→ **Set task**
Give back each entry unchanged, minus pictures.

→ **Provided records**
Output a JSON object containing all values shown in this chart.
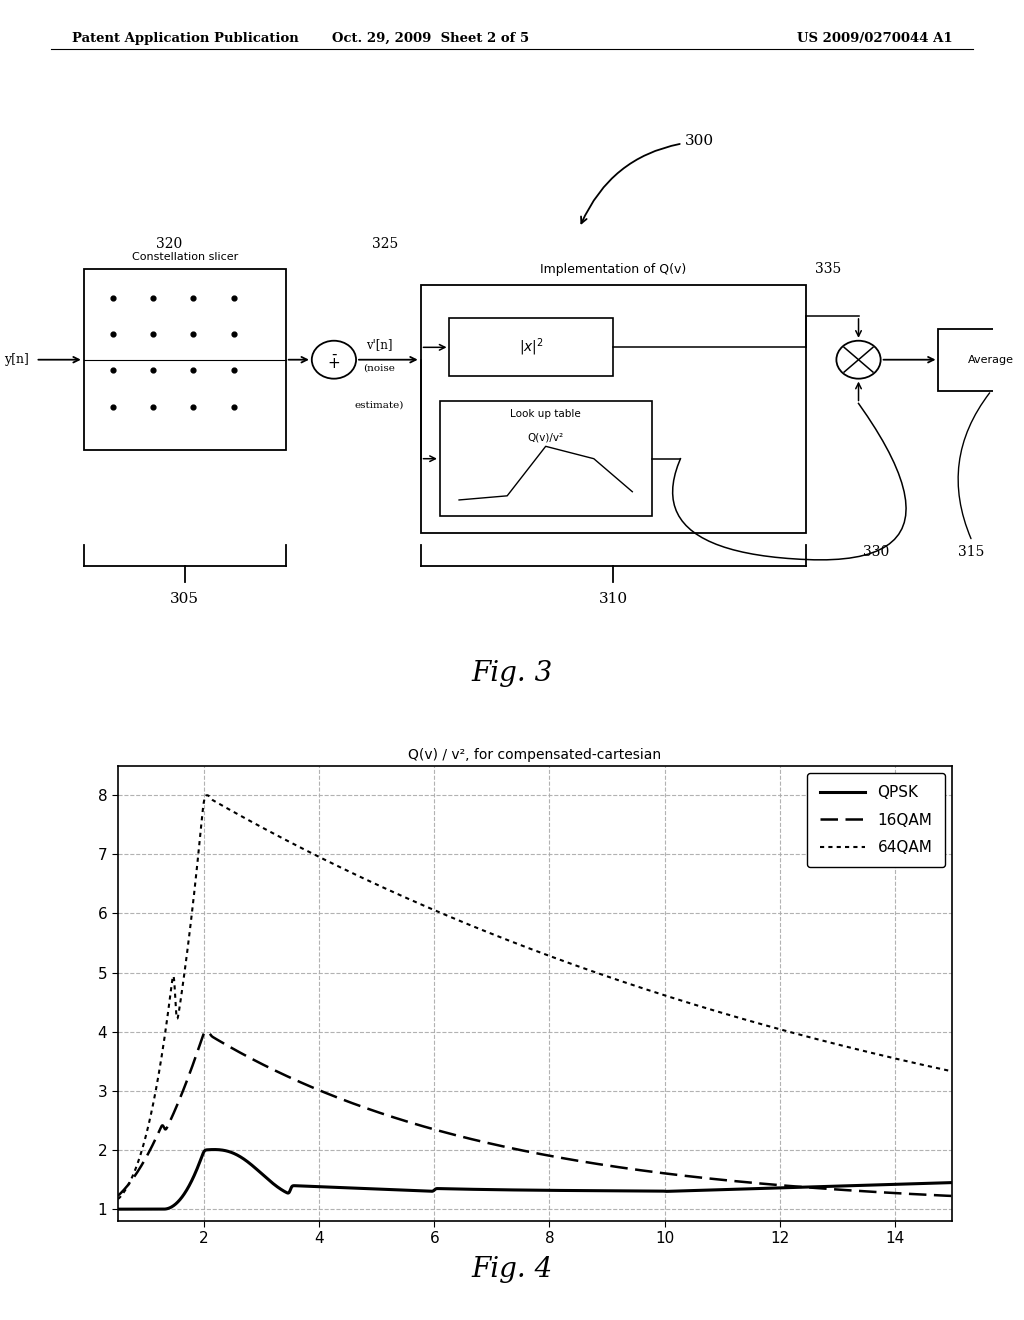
{
  "header_left": "Patent Application Publication",
  "header_center": "Oct. 29, 2009  Sheet 2 of 5",
  "header_right": "US 2009/0270044 A1",
  "fig3_label": "Fig. 3",
  "fig4_label": "Fig. 4",
  "fig4_title": "Q(v) / v², for compensated-cartesian",
  "fig4_xlim": [
    0.5,
    15
  ],
  "fig4_ylim": [
    0.8,
    8.5
  ],
  "fig4_xticks": [
    2,
    4,
    6,
    8,
    10,
    12,
    14
  ],
  "fig4_yticks": [
    1,
    2,
    3,
    4,
    5,
    6,
    7,
    8
  ],
  "legend_labels": [
    "QPSK",
    "16QAM",
    "64QAM"
  ],
  "bg_color": "#ffffff",
  "line_color": "#000000"
}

→ **Correct answer**
Output a JSON object containing all values shown in this chart.
{
  "header_left": "Patent Application Publication",
  "header_center": "Oct. 29, 2009  Sheet 2 of 5",
  "header_right": "US 2009/0270044 A1",
  "fig3_label": "Fig. 3",
  "fig4_label": "Fig. 4",
  "fig4_title": "Q(v) / v², for compensated-cartesian",
  "fig4_xlim": [
    0.5,
    15
  ],
  "fig4_ylim": [
    0.8,
    8.5
  ],
  "fig4_xticks": [
    2,
    4,
    6,
    8,
    10,
    12,
    14
  ],
  "fig4_yticks": [
    1,
    2,
    3,
    4,
    5,
    6,
    7,
    8
  ],
  "legend_labels": [
    "QPSK",
    "16QAM",
    "64QAM"
  ],
  "bg_color": "#ffffff",
  "line_color": "#000000"
}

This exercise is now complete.